[Recorded data]
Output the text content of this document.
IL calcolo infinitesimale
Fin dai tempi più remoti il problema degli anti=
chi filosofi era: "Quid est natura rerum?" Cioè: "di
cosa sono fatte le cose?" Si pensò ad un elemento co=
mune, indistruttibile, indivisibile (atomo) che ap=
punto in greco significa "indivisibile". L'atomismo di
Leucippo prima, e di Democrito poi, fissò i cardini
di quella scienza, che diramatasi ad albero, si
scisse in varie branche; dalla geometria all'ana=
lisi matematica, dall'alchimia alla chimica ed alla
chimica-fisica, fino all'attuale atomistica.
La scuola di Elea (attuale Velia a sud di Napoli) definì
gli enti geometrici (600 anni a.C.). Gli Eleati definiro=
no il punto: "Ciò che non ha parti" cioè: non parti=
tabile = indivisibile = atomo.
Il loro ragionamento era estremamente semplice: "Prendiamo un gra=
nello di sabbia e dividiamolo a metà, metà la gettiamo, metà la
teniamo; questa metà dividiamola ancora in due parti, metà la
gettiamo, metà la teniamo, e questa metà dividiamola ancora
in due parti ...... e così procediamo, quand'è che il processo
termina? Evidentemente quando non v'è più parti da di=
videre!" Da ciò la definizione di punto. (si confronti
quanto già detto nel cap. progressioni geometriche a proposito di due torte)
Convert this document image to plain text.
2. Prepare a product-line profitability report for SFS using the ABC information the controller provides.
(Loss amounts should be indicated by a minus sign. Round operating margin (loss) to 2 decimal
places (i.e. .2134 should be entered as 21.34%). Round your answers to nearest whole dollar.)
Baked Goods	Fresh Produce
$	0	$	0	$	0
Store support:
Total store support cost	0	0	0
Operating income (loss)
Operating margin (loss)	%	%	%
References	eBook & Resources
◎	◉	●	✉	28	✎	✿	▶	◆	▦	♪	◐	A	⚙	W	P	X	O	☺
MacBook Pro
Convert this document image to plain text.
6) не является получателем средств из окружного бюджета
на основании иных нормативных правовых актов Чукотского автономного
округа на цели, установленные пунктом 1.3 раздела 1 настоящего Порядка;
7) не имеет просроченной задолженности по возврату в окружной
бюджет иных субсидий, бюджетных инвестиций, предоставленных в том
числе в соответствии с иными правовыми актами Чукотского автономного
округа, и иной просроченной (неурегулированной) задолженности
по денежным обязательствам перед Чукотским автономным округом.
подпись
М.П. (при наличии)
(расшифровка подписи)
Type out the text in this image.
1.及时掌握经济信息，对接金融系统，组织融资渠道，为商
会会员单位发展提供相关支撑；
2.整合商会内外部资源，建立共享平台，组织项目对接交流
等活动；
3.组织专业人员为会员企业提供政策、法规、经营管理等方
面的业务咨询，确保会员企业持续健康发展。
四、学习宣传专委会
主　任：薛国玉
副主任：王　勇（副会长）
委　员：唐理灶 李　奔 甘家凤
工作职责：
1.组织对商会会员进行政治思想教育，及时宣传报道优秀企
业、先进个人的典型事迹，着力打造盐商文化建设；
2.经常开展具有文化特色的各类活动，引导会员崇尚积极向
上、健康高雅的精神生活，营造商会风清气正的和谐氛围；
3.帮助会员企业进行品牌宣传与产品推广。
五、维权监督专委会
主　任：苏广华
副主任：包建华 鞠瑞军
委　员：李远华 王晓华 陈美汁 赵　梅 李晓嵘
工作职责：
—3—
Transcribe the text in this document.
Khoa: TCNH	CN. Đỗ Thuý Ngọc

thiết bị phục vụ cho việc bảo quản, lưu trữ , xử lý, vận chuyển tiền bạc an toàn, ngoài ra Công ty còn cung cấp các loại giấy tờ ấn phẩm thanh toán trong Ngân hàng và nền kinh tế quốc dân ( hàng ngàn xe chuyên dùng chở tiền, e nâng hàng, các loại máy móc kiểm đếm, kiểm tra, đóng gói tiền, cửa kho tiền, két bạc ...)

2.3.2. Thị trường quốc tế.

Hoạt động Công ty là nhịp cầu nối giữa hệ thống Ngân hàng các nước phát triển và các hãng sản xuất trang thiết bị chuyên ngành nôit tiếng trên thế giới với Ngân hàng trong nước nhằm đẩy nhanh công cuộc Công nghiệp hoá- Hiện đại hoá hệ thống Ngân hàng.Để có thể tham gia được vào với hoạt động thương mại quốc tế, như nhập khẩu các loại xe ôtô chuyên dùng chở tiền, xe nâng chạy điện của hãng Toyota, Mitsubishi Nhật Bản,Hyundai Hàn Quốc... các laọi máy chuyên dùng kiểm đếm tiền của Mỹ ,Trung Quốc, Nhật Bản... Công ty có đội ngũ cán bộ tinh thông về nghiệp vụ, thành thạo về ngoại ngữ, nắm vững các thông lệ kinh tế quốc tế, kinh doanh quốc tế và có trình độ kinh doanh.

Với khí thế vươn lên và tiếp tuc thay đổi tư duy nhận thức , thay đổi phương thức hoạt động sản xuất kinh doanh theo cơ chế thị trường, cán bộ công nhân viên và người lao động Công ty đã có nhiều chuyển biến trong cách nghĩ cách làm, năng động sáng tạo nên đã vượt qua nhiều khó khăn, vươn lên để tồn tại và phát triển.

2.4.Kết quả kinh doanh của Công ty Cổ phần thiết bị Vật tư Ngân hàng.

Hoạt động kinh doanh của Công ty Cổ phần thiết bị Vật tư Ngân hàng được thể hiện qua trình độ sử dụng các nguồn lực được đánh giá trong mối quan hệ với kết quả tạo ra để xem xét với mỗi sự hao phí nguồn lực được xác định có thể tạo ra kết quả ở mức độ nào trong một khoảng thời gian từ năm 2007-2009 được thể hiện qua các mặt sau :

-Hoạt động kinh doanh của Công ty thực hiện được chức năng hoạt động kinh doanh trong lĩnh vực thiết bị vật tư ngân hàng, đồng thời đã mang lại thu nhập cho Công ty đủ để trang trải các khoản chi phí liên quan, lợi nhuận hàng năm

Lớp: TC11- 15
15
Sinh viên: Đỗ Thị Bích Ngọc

TO DO = Determine how many lines in the records contain "задолженности", and reply with the number only.

EXERCISE ANSWER = 2